**Stored data**
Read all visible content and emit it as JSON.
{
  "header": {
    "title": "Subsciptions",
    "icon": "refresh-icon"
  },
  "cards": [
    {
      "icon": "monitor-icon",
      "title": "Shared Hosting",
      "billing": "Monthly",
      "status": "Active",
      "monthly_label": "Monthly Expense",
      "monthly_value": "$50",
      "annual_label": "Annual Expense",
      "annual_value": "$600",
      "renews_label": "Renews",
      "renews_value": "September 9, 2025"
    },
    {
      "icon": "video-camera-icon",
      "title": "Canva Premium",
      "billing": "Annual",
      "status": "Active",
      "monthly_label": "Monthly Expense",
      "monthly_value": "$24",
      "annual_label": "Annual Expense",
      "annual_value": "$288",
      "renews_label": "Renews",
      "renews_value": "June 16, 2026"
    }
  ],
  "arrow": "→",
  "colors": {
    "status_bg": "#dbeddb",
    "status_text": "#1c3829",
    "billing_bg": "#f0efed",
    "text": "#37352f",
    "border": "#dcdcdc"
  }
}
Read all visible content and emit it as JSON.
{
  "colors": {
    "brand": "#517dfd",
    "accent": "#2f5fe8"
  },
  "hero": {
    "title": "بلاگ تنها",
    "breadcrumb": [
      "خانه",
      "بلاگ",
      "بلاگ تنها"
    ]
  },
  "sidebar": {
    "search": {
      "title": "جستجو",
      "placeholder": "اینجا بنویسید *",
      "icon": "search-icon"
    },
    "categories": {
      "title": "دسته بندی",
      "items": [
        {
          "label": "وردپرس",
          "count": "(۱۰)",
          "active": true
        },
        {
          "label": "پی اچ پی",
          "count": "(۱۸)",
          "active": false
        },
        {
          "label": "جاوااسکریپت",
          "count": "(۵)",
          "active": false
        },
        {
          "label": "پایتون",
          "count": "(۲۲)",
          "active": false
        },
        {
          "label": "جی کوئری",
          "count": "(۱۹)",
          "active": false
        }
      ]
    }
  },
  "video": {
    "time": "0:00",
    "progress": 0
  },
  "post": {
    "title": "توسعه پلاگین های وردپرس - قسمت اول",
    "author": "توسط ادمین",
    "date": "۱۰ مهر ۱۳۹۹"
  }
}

**Short task**
Without omitting anything, output the entries exactly.

**Solution for this problem**
Read all visible content and emit it as JSON.
{
  "header": {
    "title": "Subsciptions",
    "icon": "refresh-icon"
  },
  "cards": [
    {
      "icon": "monitor-icon",
      "title": "Shared Hosting",
      "billing": "Monthly",
      "status": "Active",
      "monthly_label": "Monthly Expense",
      "monthly_value": "$50",
      "annual_label": "Annual Expense",
      "annual_value": "$600",
      "renews_label": "Renews",
      "renews_value": "September 9, 2025"
    },
    {
      "icon": "video-camera-icon",
      "title": "Canva Premium",
      "billing": "Annual",
      "status": "Active",
      "monthly_label": "Monthly Expense",
      "monthly_value": "$24",
      "annual_label": "Annual Expense",
      "annual_value": "$288",
      "renews_label": "Renews",
      "renews_value": "June 16, 2026"
    }
  ],
  "arrow": "→",
  "colors": {
    "status_bg": "#dbeddb",
    "status_text": "#1c3829",
    "billing_bg": "#f0efed",
    "text": "#37352f",
    "border": "#dcdcdc"
  }
}
Read all visible content and emit it as JSON.
{
  "colors": {
    "brand": "#517dfd",
    "accent": "#2f5fe8"
  },
  "hero": {
    "title": "بلاگ تنها",
    "breadcrumb": [
      "خانه",
      "بلاگ",
      "بلاگ تنها"
    ]
  },
  "sidebar": {
    "search": {
      "title": "جستجو",
      "placeholder": "اینجا بنویسید *",
      "icon": "search-icon"
    },
    "categories": {
      "title": "دسته بندی",
      "items": [
        {
          "label": "وردپرس",
          "count": "(۱۰)",
          "active": true
        },
        {
          "label": "پی اچ پی",
          "count": "(۱۸)",
          "active": false
        },
        {
          "label": "جاوااسکریپت",
          "count": "(۵)",
          "active": false
        },
        {
          "label": "پایتون",
          "count": "(۲۲)",
          "active": false
        },
        {
          "label": "جی کوئری",
          "count": "(۱۹)",
          "active": false
        }
      ]
    }
  },
  "video": {
    "time": "0:00",
    "progress": 0
  },
  "post": {
    "title": "توسعه پلاگین های وردپرس - قسمت اول",
    "author": "توسط ادمین",
    "date": "۱۰ مهر ۱۳۹۹"
  }
}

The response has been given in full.